Requirement. Gather every line of the entries that includes the word "What".

Data rows.

<<<<

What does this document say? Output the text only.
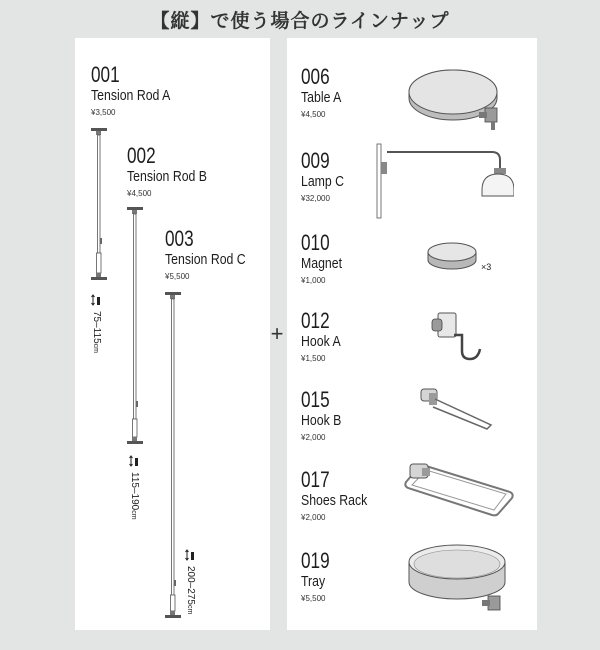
【縦】で使う場合のラインナップ
+
001
Tension Rod A
¥3,500
002
Tension Rod B
¥4,500
003
Tension Rod C
¥5,500
75–115cm
115–190cm
200–275cm
006
Table A
¥4,500
009
Lamp C
¥32,000
010
Magnet
¥1,000
012
Hook A
¥1,500
015
Hook B
¥2,000
017
Shoes Rack
¥2,000
019
Tray
¥5,500
×3
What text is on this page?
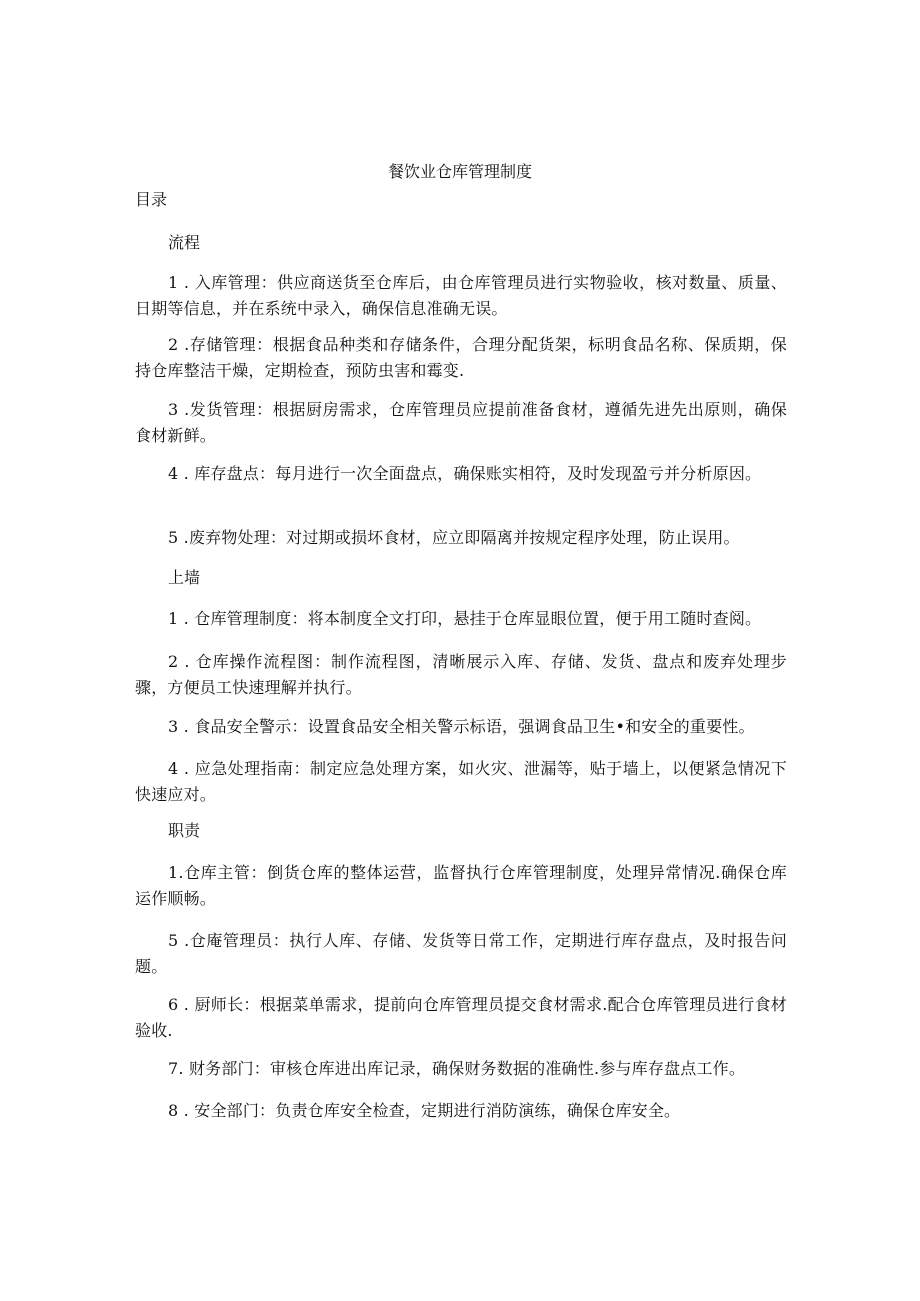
餐饮业仓库管理制度
目录
流程
1 . 入库管理：供应商送货至仓库后，由仓库管理员进行实物验收，核对数量、质量、日期等信息，并在系统中录入，确保信息准确无误。
2 .存储管理：根据食品种类和存储条件，合理分配货架，标明食品名称、保质期，保持仓库整洁干燥，定期检查，预防虫害和霉变.
3 .发货管理：根据厨房需求，仓库管理员应提前准备食材，遵循先进先出原则，确保食材新鲜。
4 . 库存盘点：每月进行一次全面盘点，确保账实相符，及时发现盈亏并分析原因。
5 .废弃物处理：对过期或损坏食材，应立即隔离并按规定程序处理，防止误用。
上墙
1 . 仓库管理制度：将本制度全文打印，悬挂于仓库显眼位置，便于用工随时查阅。
2 . 仓库操作流程图：制作流程图，清晰展示入库、存储、发货、盘点和废弃处理步骤，方便员工快速理解并执行。
3 . 食品安全警示：设置食品安全相关警示标语，强调食品卫生•和安全的重要性。
4 . 应急处理指南：制定应急处理方案，如火灾、泄漏等，贴于墙上，以便紧急情况下快速应对。
职责
1.仓库主管：倒货仓库的整体运营，监督执行仓库管理制度，处理异常情况.确保仓库运作顺畅。
5 .仓庵管理员：执行人库、存储、发货等日常工作，定期进行库存盘点，及时报告问题。
6 . 厨师长：根据菜单需求，提前向仓库管理员提交食材需求.配合仓库管理员进行食材验收.
7. 财务部门：审核仓库进出库记录，确保财务数据的准确性.参与库存盘点工作。
8 . 安全部门：负责仓库安全检查，定期进行消防演练，确保仓库安全。
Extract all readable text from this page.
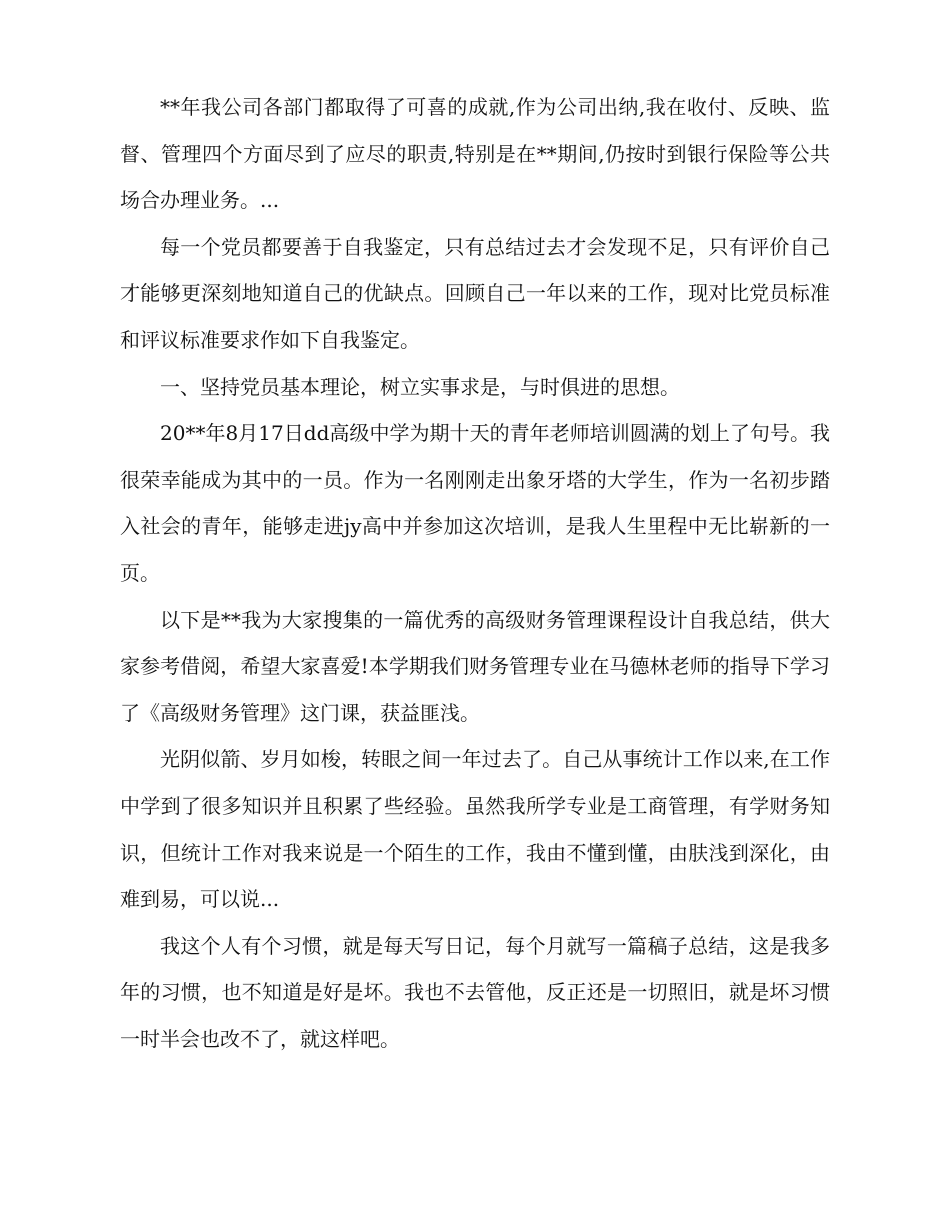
**年我公司各部门都取得了可喜的成就,作为公司出纳,我在收付、反映、监督、管理四个方面尽到了应尽的职责,特别是在**期间,仍按时到银行保险等公共场合办理业务。...

每一个党员都要善于自我鉴定，只有总结过去才会发现不足，只有评价自己才能够更深刻地知道自己的优缺点。回顾自己一年以来的工作，现对比党员标准和评议标准要求作如下自我鉴定。

一、坚持党员基本理论，树立实事求是，与时俱进的思想。

20**年8月17日dd高级中学为期十天的青年老师培训圆满的划上了句号。我很荣幸能成为其中的一员。作为一名刚刚走出象牙塔的大学生，作为一名初步踏入社会的青年，能够走进jy高中并参加这次培训，是我人生里程中无比崭新的一页。

以下是**我为大家搜集的一篇优秀的高级财务管理课程设计自我总结，供大家参考借阅，希望大家喜爱!本学期我们财务管理专业在马德林老师的指导下学习了《高级财务管理》这门课，获益匪浅。

光阴似箭、岁月如梭，转眼之间一年过去了。自己从事统计工作以来,在工作中学到了很多知识并且积累了些经验。虽然我所学专业是工商管理，有学财务知识，但统计工作对我来说是一个陌生的工作，我由不懂到懂，由肤浅到深化，由难到易，可以说...

我这个人有个习惯，就是每天写日记，每个月就写一篇稿子总结，这是我多年的习惯，也不知道是好是坏。我也不去管他，反正还是一切照旧，就是坏习惯一时半会也改不了，就这样吧。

>>>>

Exercise output.
What does this document say? Output the text only.
What text is on this page?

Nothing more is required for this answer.